Description of the task = Transcribe all the records exactly and omit any images they hold.

Data entries =
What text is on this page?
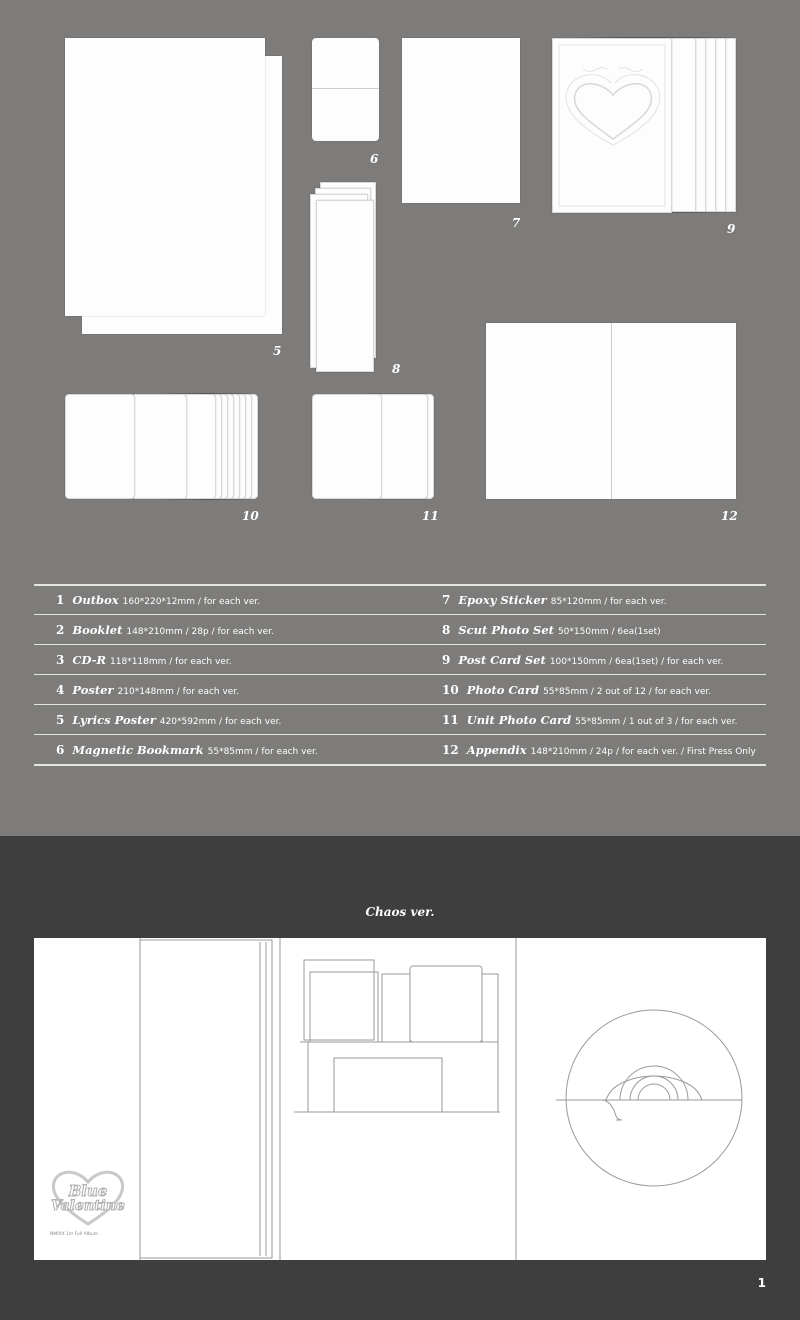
5
6
8
7	9
10	11	12
1 Outbox 160*220*12mm / for each ver.
2 Booklet 148*210mm / 28p / for each ver.
3 CD-R 118*118mm / for each ver.
4 Poster 210*148mm / for each ver.
5 Lyrics Poster 420*592mm / for each ver.
6 Magnetic Bookmark 55*85mm / for each ver.
7 Epoxy Sticker 85*120mm / for each ver.
8 Scut Photo Set 50*150mm / 6ea(1set)
9 Post Card Set 100*150mm / 6ea(1set) / for each ver.
10 Photo Card 55*85mm / 2 out of 12 / for each ver.
11 Unit Photo Card 55*85mm / 1 out of 3 / for each ver.
12 Appendix 148*210mm / 24p / for each ver. / First Press Only
Chaos ver.
Blue
Valentine
NMIXX 1st Full Album
1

Reply to the task =
What text is on this page?
5
6
8
7	9
10	11	12
1 Outbox 160*220*12mm / for each ver.
2 Booklet 148*210mm / 28p / for each ver.
3 CD-R 118*118mm / for each ver.
4 Poster 210*148mm / for each ver.
5 Lyrics Poster 420*592mm / for each ver.
6 Magnetic Bookmark 55*85mm / for each ver.
7 Epoxy Sticker 85*120mm / for each ver.
8 Scut Photo Set 50*150mm / 6ea(1set)
9 Post Card Set 100*150mm / 6ea(1set) / for each ver.
10 Photo Card 55*85mm / 2 out of 12 / for each ver.
11 Unit Photo Card 55*85mm / 1 out of 3 / for each ver.
12 Appendix 148*210mm / 24p / for each ver. / First Press Only
Chaos ver.
Blue
Valentine
NMIXX 1st Full Album
1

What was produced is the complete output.